[Start of PROVIDED RECORDS]

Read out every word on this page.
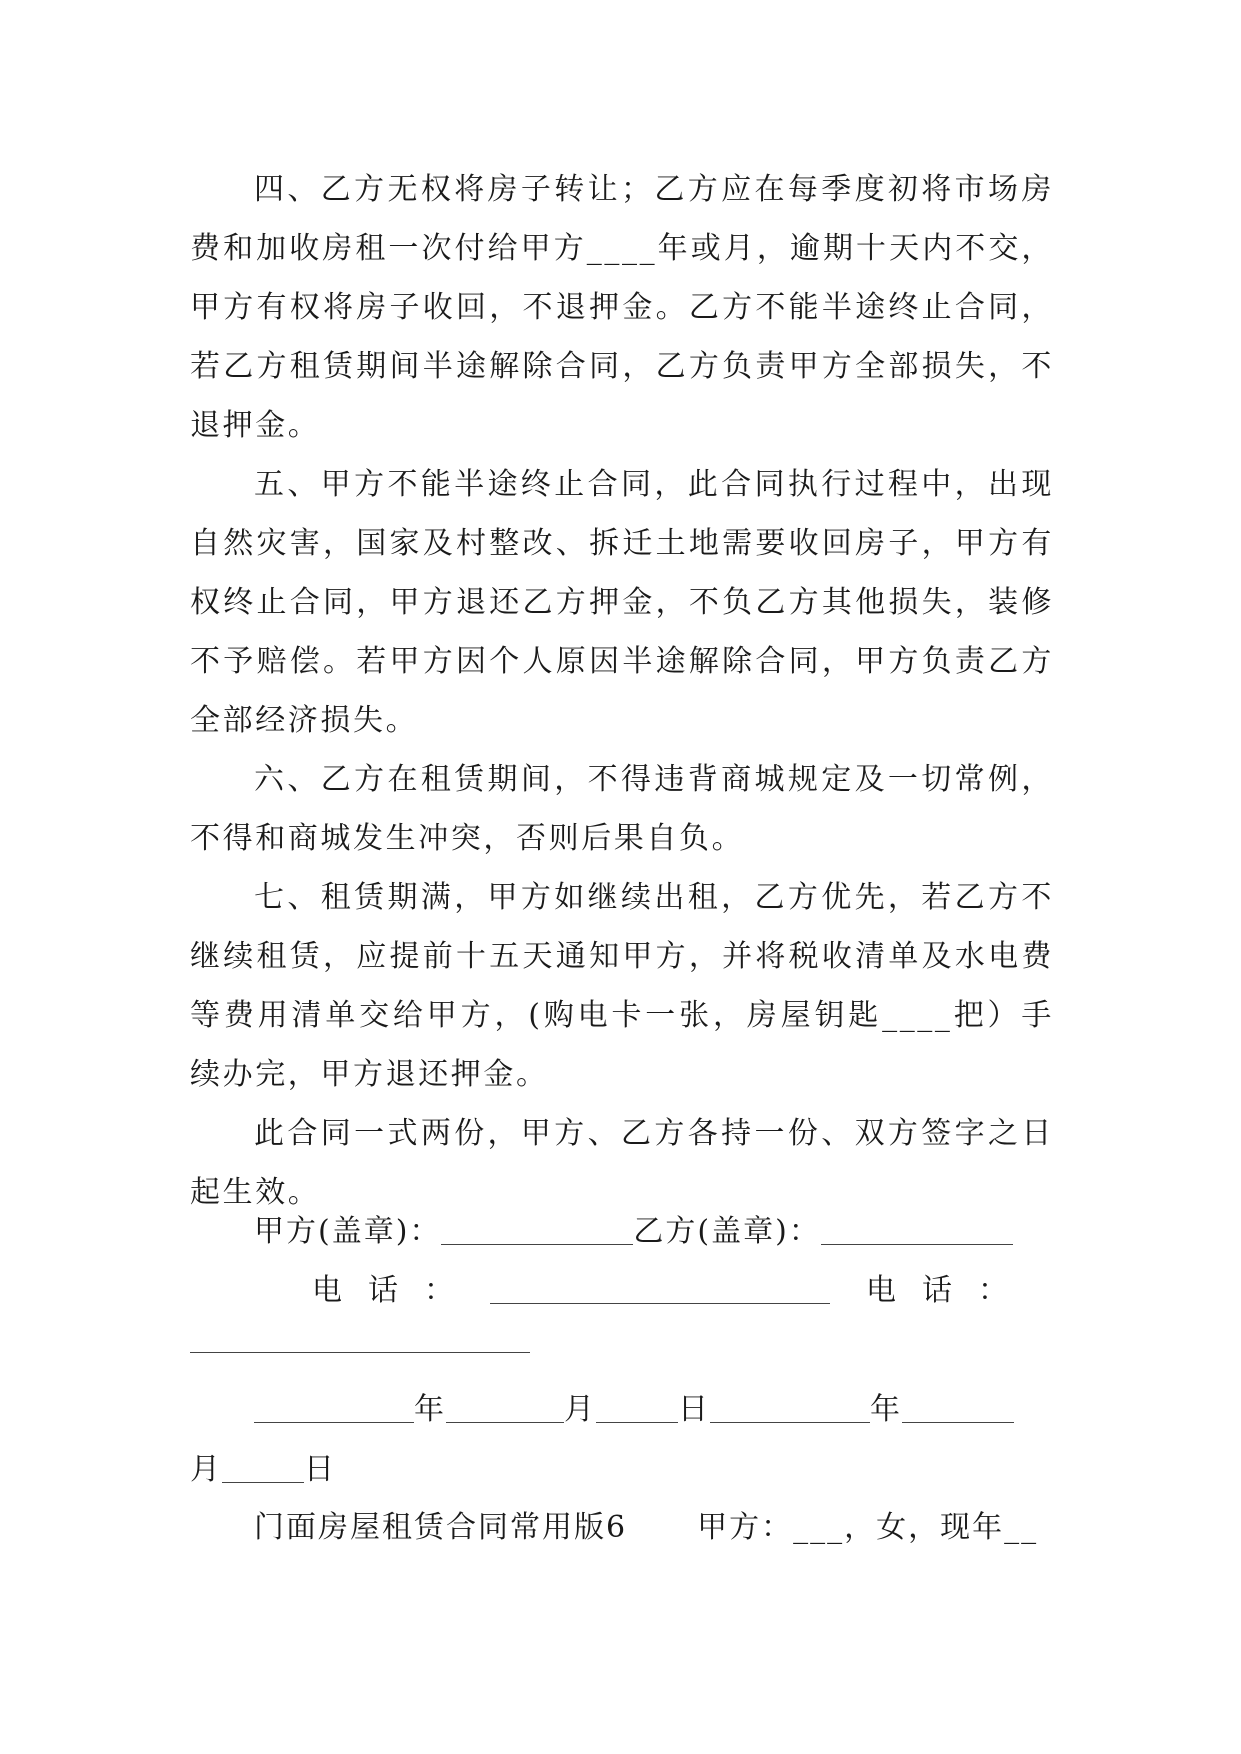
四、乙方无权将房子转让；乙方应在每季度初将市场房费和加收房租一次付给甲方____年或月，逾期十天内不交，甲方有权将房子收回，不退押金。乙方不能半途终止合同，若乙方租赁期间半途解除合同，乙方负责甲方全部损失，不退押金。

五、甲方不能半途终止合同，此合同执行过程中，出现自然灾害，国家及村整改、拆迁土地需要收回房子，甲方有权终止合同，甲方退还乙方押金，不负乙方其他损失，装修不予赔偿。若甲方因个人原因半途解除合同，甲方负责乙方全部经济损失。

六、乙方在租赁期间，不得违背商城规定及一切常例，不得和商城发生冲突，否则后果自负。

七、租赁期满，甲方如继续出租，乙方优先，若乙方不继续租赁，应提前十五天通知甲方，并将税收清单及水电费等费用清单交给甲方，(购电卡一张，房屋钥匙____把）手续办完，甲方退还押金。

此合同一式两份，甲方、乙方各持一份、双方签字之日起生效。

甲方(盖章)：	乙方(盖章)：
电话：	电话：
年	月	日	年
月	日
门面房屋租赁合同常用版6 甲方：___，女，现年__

[End of PROVIDED RECORDS]

**TO BE DONE:** Output every entry verbatim. Pictures do not belong in the copy.

**REPLY TO THE TASK:**
Read out every word on this page.
四、乙方无权将房子转让；乙方应在每季度初将市场房费和加收房租一次付给甲方____年或月，逾期十天内不交，甲方有权将房子收回，不退押金。乙方不能半途终止合同，若乙方租赁期间半途解除合同，乙方负责甲方全部损失，不退押金。

五、甲方不能半途终止合同，此合同执行过程中，出现自然灾害，国家及村整改、拆迁土地需要收回房子，甲方有权终止合同，甲方退还乙方押金，不负乙方其他损失，装修不予赔偿。若甲方因个人原因半途解除合同，甲方负责乙方全部经济损失。

六、乙方在租赁期间，不得违背商城规定及一切常例，不得和商城发生冲突，否则后果自负。

七、租赁期满，甲方如继续出租，乙方优先，若乙方不继续租赁，应提前十五天通知甲方，并将税收清单及水电费等费用清单交给甲方，(购电卡一张，房屋钥匙____把）手续办完，甲方退还押金。

此合同一式两份，甲方、乙方各持一份、双方签字之日起生效。

甲方(盖章)：	乙方(盖章)：
电话：	电话：
年	月	日	年
月	日
门面房屋租赁合同常用版6 甲方：___，女，现年__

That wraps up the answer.